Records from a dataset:

######

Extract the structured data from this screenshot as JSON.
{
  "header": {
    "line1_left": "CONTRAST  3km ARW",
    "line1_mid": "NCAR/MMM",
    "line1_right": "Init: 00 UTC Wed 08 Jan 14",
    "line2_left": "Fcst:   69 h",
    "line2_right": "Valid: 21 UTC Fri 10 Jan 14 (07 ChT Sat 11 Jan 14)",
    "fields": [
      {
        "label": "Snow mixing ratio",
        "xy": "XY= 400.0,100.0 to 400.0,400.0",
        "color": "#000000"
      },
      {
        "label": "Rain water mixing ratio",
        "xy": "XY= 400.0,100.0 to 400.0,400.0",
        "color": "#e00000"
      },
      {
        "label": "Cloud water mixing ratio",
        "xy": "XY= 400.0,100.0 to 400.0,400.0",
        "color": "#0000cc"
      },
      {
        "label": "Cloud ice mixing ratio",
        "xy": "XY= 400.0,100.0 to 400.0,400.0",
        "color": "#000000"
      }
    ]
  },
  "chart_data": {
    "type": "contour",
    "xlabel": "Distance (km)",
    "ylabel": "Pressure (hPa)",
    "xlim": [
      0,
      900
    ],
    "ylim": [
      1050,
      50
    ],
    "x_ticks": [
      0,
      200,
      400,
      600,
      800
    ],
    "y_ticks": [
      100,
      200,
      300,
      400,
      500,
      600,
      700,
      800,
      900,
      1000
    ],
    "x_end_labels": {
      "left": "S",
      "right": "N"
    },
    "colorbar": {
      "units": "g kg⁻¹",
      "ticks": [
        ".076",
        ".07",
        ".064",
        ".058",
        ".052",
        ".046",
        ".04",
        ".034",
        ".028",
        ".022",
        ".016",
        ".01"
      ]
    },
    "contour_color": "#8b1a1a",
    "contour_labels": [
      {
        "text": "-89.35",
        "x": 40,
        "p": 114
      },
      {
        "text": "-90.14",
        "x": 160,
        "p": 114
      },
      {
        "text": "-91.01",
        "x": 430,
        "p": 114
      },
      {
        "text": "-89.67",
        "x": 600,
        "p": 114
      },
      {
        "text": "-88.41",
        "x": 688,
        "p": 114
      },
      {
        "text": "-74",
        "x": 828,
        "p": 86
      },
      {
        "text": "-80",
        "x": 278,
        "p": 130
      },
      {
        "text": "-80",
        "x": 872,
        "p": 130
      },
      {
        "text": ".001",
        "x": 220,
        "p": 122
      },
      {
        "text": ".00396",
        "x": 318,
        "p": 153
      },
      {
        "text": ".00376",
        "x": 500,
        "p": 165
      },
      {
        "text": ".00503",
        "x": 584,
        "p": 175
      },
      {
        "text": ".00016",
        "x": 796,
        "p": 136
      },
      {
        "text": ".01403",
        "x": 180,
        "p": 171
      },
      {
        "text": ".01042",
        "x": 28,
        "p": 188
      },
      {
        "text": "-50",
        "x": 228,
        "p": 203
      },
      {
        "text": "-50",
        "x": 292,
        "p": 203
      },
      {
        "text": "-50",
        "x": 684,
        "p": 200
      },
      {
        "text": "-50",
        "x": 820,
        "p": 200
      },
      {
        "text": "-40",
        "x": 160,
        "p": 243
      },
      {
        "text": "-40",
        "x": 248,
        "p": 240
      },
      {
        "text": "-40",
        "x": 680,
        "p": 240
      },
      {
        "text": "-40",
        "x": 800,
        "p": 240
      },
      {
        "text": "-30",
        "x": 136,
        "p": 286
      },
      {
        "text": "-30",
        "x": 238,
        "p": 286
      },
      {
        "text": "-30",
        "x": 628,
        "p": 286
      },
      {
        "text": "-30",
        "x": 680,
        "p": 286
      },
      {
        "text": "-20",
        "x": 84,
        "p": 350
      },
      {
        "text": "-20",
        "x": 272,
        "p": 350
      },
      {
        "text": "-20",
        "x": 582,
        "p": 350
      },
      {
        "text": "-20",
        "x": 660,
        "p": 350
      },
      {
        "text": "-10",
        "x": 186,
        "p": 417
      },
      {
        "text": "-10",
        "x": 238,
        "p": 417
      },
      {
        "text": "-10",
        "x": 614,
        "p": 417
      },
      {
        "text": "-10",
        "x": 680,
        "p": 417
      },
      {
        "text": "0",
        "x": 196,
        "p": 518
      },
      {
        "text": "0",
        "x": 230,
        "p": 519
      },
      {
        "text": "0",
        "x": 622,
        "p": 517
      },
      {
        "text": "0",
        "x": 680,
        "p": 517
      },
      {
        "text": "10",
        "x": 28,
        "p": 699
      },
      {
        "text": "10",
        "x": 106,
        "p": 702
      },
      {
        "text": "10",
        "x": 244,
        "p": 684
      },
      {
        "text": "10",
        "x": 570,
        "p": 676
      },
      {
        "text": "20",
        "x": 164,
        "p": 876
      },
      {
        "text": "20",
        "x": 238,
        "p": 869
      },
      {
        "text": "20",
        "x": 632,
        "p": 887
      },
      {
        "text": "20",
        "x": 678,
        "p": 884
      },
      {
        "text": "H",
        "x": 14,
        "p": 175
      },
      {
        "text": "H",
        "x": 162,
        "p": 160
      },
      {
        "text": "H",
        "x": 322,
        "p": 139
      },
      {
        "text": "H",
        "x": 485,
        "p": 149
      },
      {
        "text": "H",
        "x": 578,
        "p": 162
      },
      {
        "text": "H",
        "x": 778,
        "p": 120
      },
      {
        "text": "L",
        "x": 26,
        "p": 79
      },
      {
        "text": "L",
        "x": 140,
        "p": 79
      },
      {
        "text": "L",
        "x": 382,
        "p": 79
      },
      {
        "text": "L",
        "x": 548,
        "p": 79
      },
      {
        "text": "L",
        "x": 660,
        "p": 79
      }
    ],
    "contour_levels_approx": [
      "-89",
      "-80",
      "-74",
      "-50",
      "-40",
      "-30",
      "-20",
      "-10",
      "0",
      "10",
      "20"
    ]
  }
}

######

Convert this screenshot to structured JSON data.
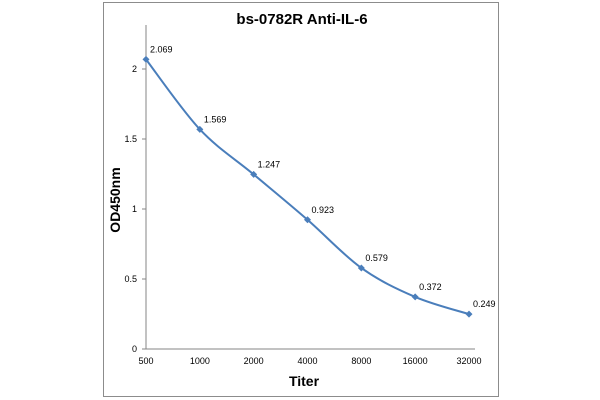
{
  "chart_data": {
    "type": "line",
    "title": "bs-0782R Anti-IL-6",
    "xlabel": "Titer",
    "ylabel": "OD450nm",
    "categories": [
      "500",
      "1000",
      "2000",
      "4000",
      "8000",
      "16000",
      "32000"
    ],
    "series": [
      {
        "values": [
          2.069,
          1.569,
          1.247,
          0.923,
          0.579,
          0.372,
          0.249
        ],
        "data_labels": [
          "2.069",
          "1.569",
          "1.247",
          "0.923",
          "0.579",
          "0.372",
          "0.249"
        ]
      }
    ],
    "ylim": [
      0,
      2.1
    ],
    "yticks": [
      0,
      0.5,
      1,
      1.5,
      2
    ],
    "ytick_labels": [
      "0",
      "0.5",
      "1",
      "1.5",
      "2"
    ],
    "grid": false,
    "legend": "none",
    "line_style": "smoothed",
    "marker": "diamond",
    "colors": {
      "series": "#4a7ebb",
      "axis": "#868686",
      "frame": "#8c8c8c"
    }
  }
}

######

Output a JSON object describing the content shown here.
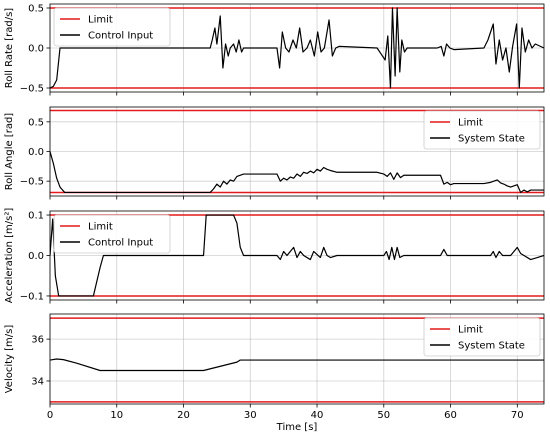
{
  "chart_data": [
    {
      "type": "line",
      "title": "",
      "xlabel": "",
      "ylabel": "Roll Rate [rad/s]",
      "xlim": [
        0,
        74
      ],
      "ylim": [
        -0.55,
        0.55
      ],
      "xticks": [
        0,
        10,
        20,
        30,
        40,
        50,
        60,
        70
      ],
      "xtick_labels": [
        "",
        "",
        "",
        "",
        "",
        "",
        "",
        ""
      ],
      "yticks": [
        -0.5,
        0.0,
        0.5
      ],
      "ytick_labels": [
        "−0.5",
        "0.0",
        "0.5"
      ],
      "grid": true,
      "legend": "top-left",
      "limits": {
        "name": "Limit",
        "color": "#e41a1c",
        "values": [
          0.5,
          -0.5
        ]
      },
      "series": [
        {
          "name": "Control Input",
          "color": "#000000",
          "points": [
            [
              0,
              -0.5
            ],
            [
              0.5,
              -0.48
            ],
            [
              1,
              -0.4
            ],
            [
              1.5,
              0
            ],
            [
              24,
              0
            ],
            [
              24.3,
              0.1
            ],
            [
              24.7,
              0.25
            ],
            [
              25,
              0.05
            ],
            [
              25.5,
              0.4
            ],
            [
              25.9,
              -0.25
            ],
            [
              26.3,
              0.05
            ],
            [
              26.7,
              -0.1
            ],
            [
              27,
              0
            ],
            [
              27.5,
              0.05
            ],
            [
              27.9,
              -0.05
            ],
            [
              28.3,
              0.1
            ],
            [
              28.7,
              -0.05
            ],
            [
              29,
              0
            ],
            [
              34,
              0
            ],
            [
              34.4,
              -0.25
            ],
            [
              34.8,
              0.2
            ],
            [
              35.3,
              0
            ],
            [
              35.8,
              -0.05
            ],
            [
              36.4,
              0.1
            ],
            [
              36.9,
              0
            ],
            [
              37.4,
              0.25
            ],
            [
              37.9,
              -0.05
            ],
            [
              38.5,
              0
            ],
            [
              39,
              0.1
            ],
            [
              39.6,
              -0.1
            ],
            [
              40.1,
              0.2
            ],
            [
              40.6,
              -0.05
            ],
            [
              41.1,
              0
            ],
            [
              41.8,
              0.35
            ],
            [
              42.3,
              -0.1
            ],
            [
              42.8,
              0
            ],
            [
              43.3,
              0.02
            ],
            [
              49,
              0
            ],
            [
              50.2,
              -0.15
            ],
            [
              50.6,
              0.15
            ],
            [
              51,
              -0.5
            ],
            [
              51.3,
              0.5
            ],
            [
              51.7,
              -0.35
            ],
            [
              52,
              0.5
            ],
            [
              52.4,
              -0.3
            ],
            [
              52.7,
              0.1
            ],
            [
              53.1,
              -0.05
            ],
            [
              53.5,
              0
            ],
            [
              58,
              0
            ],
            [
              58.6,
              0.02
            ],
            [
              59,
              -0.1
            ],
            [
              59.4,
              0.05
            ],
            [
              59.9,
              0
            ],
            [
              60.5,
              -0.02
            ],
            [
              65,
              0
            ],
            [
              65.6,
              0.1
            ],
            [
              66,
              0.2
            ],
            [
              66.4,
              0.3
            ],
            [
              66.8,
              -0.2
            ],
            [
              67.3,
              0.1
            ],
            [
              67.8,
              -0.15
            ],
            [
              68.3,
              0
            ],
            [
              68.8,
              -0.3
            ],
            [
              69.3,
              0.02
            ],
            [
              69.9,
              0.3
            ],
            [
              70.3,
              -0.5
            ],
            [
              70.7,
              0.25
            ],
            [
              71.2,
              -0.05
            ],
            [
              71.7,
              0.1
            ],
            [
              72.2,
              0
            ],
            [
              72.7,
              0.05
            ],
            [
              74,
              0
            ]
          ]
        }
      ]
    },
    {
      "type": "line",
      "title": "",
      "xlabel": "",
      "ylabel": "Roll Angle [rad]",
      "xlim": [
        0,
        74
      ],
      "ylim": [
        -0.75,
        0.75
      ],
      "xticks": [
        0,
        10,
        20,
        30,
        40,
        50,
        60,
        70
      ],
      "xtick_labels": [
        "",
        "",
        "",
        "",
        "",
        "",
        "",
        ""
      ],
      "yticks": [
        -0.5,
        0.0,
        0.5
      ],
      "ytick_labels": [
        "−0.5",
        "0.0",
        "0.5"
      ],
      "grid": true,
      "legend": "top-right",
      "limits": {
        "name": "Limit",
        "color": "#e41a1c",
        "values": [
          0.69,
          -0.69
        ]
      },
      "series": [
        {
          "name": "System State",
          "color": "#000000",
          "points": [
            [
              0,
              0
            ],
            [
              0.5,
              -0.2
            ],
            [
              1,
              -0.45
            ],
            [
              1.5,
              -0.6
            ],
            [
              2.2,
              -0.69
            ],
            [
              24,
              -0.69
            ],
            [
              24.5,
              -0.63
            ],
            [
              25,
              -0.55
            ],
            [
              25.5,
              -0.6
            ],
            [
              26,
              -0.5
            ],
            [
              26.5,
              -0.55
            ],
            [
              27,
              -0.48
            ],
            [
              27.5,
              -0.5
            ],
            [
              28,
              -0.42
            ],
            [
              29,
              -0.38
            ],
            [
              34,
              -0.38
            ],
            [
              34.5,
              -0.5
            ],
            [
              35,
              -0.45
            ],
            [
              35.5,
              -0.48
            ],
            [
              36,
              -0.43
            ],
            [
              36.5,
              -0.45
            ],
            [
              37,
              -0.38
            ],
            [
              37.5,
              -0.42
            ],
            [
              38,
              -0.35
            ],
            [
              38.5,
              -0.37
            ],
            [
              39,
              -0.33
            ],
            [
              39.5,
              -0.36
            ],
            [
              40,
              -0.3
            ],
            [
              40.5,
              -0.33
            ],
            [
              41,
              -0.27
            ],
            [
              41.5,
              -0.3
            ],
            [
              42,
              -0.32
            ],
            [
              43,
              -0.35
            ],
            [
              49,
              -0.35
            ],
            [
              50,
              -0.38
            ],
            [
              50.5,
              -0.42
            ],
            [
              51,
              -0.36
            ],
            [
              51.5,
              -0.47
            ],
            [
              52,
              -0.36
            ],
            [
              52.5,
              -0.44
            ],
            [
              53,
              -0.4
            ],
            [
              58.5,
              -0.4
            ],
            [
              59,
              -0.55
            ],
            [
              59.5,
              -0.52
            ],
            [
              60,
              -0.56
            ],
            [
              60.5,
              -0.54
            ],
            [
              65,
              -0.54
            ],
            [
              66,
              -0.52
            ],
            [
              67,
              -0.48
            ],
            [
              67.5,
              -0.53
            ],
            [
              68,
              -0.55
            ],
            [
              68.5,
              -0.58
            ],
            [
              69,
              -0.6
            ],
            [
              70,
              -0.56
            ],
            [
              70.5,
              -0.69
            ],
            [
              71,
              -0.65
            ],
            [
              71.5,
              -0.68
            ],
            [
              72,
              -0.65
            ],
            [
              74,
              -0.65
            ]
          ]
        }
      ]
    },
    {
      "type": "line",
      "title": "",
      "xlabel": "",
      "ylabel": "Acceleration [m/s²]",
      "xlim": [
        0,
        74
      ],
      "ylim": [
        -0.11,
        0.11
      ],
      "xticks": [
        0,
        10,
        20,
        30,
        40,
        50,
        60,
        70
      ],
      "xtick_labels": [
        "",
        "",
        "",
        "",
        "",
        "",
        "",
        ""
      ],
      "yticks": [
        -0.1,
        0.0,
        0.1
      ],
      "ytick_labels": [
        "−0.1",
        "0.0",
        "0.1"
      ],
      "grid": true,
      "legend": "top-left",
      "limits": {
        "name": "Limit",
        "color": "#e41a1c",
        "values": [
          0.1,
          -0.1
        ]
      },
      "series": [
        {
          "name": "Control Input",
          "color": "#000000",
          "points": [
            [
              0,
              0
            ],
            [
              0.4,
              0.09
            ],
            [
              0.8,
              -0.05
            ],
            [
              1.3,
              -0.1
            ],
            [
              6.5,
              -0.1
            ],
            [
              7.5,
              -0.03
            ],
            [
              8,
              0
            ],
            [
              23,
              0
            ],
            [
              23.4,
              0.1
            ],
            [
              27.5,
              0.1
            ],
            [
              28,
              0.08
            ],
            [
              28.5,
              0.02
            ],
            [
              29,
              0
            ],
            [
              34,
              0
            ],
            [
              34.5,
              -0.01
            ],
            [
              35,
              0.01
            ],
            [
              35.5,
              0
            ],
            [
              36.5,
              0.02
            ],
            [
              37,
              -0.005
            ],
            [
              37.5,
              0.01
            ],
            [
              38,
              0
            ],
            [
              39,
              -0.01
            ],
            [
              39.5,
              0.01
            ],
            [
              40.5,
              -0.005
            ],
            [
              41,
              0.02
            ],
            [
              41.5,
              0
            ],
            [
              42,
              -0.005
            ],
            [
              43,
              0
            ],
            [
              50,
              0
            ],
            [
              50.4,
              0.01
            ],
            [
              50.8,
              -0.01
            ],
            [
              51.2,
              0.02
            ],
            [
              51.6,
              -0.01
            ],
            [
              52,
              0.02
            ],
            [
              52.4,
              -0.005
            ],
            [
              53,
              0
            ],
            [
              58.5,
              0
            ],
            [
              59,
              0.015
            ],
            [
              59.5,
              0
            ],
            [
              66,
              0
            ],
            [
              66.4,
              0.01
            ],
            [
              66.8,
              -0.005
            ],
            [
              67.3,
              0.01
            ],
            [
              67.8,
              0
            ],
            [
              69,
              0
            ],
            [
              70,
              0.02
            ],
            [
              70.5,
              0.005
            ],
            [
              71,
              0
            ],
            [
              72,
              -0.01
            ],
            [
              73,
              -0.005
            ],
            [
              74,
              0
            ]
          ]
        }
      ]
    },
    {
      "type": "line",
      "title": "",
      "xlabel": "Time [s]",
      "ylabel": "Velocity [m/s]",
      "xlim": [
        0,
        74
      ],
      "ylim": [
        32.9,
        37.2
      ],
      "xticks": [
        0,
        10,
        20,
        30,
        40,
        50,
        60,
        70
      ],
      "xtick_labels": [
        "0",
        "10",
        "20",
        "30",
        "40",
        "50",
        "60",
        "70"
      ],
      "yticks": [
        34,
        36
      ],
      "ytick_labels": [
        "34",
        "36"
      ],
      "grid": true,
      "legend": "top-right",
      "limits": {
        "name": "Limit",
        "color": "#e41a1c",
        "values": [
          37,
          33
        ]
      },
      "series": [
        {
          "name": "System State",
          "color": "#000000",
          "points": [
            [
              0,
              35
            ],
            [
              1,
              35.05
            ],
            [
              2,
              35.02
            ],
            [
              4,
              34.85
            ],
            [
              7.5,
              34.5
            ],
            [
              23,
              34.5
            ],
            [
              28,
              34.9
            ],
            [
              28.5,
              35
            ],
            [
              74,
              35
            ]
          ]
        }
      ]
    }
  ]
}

######

> [TASK TO CARRY OUT]
Track down all lines above with the string "Cloud" and copy them.

> [ANSWER TO THE PROBLEM]
        "label": "Cloud water mixing ratio",
        "label": "Cloud ice mixing ratio",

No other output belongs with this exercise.